Search the data below for "решение"; list each line that holds it.

## begin DATASET ROWS

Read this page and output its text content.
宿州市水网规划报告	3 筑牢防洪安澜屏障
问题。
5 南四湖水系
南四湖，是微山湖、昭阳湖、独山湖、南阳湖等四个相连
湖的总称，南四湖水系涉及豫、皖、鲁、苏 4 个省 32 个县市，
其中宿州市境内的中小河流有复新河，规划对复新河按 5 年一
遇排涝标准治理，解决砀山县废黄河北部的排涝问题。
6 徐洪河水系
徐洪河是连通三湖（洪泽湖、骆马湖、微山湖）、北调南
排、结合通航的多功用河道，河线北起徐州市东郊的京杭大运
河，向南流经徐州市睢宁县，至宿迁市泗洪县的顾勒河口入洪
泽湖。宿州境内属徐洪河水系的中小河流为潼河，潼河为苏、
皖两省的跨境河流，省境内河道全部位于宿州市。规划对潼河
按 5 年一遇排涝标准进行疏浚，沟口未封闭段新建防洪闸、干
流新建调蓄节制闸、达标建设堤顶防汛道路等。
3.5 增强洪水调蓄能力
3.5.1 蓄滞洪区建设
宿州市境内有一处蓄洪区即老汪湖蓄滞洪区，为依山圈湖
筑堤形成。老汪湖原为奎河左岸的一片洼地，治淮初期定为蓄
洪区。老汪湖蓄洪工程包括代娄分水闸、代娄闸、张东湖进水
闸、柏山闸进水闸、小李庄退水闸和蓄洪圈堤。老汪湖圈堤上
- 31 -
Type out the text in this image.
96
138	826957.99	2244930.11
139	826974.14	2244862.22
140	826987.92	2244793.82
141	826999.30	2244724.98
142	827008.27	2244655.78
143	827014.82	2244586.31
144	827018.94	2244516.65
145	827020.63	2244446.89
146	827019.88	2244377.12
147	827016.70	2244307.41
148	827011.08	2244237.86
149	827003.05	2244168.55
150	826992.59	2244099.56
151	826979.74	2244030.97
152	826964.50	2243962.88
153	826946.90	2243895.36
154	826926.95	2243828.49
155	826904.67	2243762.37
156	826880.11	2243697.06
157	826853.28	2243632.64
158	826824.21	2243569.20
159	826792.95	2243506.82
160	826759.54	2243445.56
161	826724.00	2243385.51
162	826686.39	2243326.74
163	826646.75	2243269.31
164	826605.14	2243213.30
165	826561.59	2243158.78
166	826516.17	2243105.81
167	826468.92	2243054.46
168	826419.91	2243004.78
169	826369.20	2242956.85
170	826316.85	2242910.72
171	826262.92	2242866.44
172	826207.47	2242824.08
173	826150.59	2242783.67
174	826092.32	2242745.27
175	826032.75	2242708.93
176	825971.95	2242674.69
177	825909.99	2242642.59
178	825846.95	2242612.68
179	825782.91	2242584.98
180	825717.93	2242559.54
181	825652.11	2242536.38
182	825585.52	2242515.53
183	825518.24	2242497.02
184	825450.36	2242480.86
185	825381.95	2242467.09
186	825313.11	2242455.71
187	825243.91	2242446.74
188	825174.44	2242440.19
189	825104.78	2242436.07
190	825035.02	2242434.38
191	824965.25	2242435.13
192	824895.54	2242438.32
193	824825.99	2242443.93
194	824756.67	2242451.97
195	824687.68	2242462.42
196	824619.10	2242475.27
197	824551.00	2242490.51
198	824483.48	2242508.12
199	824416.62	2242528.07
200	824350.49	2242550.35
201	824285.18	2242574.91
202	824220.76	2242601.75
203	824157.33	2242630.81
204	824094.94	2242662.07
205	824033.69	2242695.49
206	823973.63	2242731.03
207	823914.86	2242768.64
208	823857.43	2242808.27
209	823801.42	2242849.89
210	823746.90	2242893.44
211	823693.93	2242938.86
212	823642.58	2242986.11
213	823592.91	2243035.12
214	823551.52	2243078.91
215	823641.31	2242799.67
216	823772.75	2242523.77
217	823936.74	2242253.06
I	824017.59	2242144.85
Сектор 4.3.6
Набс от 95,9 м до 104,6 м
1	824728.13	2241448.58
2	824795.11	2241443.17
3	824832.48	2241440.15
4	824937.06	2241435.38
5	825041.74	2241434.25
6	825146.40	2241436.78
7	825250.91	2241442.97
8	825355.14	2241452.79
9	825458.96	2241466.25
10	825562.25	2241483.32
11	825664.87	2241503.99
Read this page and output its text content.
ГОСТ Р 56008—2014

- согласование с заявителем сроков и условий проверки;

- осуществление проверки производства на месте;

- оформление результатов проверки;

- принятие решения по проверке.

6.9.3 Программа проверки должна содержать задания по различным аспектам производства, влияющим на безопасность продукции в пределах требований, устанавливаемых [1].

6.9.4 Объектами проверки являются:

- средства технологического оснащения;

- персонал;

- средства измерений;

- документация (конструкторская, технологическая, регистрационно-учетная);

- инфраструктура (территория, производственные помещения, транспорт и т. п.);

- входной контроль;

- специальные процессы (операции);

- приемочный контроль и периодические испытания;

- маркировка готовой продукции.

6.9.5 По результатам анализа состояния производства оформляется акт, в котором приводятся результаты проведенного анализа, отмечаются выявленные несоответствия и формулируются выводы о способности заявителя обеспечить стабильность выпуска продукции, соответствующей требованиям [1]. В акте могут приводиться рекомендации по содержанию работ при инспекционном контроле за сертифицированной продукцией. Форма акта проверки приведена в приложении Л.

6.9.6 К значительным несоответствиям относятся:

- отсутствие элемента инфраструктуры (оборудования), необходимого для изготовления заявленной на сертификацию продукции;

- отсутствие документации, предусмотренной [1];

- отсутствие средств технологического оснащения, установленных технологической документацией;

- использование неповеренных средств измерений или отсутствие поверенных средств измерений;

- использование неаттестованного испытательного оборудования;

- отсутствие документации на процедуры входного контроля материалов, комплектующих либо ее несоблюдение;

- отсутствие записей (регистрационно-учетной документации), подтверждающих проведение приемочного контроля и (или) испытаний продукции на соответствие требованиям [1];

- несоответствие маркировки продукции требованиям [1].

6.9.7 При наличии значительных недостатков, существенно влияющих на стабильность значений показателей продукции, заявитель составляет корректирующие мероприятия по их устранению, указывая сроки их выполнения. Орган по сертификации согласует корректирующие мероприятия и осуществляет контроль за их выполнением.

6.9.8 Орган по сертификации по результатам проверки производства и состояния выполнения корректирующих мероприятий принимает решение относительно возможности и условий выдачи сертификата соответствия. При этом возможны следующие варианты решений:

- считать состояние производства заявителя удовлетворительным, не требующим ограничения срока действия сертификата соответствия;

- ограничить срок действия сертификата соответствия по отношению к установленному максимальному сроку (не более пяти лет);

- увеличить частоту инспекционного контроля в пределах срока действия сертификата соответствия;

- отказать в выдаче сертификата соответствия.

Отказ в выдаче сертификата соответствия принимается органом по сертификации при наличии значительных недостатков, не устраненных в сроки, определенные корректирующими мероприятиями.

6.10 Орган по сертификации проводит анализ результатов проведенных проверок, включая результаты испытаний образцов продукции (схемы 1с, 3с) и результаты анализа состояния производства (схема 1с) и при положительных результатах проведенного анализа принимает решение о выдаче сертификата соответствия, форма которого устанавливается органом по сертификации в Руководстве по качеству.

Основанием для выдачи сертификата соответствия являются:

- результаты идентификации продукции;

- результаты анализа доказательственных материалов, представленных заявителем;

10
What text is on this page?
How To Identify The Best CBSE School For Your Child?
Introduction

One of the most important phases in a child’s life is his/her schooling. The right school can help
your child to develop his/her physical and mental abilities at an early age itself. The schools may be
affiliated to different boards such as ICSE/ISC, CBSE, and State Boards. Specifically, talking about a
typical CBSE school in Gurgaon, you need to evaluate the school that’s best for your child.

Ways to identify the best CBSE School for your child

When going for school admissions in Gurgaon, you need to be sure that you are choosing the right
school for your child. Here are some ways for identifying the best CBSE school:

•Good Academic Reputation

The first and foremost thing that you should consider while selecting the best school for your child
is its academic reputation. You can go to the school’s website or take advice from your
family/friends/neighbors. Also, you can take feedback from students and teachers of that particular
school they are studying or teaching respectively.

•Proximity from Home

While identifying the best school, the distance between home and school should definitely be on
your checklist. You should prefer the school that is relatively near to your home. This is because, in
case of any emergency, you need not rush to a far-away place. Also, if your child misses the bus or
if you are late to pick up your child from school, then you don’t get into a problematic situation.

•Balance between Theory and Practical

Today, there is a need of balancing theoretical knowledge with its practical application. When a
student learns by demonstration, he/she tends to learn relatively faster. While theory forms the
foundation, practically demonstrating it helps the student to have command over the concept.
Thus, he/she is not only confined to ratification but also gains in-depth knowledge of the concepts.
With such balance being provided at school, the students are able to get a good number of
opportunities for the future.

## end DATASET ROWS

SOLUTION TO THE PROBLEM
6.9.8 Орган по сертификации по результатам проверки производства и состояния выполнения корректирующих мероприятий принимает решение относительно возможности и условий выдачи сертификата соответствия. При этом возможны следующие варианты решений:
6.10 Орган по сертификации проводит анализ результатов проведенных проверок, включая результаты испытаний образцов продукции (схемы 1с, 3с) и результаты анализа состояния производства (схема 1с) и при положительных результатах проведенного анализа принимает решение о выдаче сертификата соответствия, форма которого устанавливается органом по сертификации в Руководстве по качеству.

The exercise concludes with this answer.